Dataset entries
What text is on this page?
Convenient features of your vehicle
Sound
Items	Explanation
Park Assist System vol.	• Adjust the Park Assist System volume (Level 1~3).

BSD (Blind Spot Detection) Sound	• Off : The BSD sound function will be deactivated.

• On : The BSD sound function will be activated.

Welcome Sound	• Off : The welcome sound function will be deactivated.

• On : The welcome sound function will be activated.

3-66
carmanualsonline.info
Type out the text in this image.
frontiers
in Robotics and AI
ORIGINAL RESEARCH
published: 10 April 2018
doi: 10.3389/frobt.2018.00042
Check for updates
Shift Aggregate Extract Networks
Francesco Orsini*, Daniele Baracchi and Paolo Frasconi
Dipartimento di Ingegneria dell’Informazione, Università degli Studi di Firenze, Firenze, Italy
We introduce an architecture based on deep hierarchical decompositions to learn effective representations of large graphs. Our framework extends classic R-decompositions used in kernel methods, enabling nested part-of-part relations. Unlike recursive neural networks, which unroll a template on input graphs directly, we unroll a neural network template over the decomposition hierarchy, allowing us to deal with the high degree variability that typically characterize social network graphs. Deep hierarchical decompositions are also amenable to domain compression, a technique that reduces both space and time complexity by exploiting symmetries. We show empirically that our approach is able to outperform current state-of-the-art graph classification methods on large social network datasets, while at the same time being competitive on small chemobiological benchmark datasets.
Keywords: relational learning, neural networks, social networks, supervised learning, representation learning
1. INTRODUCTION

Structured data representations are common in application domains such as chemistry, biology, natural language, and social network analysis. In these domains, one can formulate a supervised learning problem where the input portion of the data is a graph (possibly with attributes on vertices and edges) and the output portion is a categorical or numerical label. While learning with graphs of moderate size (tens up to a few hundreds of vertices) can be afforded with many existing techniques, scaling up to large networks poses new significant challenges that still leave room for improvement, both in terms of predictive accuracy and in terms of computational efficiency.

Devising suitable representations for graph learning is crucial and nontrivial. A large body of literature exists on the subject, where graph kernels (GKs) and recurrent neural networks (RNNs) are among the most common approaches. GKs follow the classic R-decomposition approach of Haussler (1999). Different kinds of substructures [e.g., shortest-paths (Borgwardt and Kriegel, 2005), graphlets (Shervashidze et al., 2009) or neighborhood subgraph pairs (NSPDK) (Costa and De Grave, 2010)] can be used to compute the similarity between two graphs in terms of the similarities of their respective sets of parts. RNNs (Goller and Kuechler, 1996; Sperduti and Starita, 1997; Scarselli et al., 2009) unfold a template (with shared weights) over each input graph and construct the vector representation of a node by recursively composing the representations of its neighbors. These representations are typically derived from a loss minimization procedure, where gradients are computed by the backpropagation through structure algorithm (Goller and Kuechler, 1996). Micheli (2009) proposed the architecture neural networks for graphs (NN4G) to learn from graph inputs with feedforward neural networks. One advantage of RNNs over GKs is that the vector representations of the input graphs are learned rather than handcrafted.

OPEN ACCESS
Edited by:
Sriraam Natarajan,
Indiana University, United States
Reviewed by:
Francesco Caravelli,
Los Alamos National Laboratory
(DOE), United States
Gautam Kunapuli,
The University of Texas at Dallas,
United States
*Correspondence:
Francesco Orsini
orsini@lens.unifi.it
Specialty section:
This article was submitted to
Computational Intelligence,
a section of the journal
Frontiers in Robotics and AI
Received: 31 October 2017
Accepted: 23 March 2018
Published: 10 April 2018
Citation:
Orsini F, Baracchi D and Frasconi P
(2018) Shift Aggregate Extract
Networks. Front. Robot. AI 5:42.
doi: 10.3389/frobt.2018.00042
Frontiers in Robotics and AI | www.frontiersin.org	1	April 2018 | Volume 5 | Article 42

Given request: Pull out all lines of the data with the string "Aggregate".

Exercise result:
Shift Aggregate Extract Networks
(2018) Shift Aggregate Extract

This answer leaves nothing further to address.